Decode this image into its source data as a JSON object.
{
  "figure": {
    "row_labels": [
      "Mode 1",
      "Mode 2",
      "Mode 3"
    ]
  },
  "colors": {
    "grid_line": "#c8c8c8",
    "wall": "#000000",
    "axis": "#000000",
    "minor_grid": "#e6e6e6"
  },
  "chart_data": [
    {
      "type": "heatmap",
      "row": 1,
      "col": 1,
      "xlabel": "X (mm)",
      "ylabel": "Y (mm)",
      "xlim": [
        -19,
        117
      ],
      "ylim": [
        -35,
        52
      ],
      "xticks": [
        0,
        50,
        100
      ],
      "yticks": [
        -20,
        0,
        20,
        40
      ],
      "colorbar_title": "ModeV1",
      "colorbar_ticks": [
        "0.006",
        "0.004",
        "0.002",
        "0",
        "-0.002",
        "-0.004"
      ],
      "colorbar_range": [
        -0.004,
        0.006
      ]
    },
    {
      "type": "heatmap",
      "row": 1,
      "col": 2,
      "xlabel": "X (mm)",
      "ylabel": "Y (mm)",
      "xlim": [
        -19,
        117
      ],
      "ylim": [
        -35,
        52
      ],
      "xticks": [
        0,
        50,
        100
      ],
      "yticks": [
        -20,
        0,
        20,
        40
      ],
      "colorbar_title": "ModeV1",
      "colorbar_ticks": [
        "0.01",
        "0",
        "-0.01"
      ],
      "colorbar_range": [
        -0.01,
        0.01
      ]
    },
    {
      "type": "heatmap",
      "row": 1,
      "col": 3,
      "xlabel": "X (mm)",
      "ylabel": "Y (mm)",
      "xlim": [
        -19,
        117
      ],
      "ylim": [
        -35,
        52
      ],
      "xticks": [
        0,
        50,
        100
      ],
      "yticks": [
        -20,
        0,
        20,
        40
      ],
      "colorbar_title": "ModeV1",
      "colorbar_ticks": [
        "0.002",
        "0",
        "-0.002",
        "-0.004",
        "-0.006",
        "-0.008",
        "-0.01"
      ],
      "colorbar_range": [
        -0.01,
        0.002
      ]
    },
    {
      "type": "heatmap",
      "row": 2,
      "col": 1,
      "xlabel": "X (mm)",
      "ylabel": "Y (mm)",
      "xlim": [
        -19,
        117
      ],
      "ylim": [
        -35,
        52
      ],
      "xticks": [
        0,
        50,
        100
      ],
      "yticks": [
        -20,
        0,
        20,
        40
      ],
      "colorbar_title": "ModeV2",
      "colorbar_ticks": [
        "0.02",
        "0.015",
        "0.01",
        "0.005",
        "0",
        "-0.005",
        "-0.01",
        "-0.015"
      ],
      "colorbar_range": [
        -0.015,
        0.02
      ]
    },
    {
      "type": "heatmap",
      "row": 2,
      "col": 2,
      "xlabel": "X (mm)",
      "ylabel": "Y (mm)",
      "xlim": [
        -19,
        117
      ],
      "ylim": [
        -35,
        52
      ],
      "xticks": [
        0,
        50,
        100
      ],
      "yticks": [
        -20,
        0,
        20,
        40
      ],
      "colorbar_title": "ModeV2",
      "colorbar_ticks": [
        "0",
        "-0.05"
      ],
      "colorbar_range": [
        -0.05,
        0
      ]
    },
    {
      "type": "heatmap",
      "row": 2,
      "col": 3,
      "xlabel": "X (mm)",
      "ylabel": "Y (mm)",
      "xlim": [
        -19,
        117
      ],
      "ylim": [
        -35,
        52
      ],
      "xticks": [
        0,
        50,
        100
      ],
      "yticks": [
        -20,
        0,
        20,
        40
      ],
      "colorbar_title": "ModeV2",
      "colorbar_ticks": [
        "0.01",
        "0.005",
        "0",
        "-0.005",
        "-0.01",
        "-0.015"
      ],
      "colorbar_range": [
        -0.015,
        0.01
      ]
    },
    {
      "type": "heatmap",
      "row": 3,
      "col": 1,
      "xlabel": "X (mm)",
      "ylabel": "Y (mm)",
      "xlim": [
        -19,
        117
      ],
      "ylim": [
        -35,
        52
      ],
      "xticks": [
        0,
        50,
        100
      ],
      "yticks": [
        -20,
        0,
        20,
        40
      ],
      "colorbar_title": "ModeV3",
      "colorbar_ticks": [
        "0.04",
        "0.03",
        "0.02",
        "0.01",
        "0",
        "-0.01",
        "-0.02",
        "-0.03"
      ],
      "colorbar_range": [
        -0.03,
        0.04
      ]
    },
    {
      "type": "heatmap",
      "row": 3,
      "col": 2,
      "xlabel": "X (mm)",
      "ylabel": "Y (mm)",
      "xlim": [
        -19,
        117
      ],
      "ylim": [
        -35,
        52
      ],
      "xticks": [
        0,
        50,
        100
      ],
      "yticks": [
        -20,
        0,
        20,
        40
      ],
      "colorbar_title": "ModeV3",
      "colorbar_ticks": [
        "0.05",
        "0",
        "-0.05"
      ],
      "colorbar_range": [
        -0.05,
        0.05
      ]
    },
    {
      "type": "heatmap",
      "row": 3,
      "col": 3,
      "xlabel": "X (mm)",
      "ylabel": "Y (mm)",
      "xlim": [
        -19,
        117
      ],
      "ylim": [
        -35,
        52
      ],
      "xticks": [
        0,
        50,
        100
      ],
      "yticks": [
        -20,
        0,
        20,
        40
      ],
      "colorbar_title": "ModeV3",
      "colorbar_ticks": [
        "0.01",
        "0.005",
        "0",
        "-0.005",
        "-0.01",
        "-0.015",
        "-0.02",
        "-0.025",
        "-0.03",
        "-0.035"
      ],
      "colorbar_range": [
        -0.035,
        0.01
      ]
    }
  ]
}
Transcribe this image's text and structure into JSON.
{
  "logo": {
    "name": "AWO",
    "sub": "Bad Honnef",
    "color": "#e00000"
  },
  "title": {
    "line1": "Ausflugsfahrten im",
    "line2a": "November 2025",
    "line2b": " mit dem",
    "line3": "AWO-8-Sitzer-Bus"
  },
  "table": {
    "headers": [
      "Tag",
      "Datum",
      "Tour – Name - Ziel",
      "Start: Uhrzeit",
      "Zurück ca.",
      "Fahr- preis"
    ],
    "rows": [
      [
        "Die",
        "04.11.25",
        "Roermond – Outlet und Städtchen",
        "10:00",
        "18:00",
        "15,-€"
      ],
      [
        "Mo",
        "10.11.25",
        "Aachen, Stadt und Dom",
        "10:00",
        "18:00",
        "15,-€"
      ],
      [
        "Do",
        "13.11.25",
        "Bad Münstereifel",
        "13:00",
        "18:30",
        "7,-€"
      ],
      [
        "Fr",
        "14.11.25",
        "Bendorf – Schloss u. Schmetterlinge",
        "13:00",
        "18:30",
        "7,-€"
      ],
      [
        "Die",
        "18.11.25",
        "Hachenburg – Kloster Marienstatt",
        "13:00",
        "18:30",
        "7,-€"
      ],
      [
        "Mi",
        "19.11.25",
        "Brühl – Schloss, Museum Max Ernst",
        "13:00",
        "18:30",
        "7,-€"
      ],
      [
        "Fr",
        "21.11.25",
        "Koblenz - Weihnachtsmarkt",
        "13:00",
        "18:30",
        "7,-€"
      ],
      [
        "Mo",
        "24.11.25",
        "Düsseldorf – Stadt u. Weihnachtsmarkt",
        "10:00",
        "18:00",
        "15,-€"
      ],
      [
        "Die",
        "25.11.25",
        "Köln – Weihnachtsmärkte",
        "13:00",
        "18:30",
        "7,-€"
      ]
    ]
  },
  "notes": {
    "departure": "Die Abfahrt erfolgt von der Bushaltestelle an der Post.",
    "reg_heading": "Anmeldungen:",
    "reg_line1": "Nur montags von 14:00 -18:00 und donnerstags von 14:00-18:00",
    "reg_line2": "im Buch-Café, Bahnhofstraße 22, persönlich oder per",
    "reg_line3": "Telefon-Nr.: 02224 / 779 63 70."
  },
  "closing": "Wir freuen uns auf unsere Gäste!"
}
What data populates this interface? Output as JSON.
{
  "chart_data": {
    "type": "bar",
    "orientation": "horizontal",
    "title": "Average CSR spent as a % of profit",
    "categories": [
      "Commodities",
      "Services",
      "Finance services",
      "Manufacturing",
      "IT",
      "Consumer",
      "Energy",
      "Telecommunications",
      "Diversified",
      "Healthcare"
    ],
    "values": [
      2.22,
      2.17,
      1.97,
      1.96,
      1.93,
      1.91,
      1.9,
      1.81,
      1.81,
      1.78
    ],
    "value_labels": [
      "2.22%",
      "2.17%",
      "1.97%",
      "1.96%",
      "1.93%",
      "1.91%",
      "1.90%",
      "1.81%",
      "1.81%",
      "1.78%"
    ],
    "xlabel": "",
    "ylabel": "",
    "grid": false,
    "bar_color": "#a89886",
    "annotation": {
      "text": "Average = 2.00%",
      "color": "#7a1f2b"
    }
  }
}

Exercise aim >> Select, from the listing, all lines that include the word "Stadt".

Solution >>
        "Aachen, Stadt und Dom",
        "Düsseldorf – Stadt u. Weihnachtsmarkt",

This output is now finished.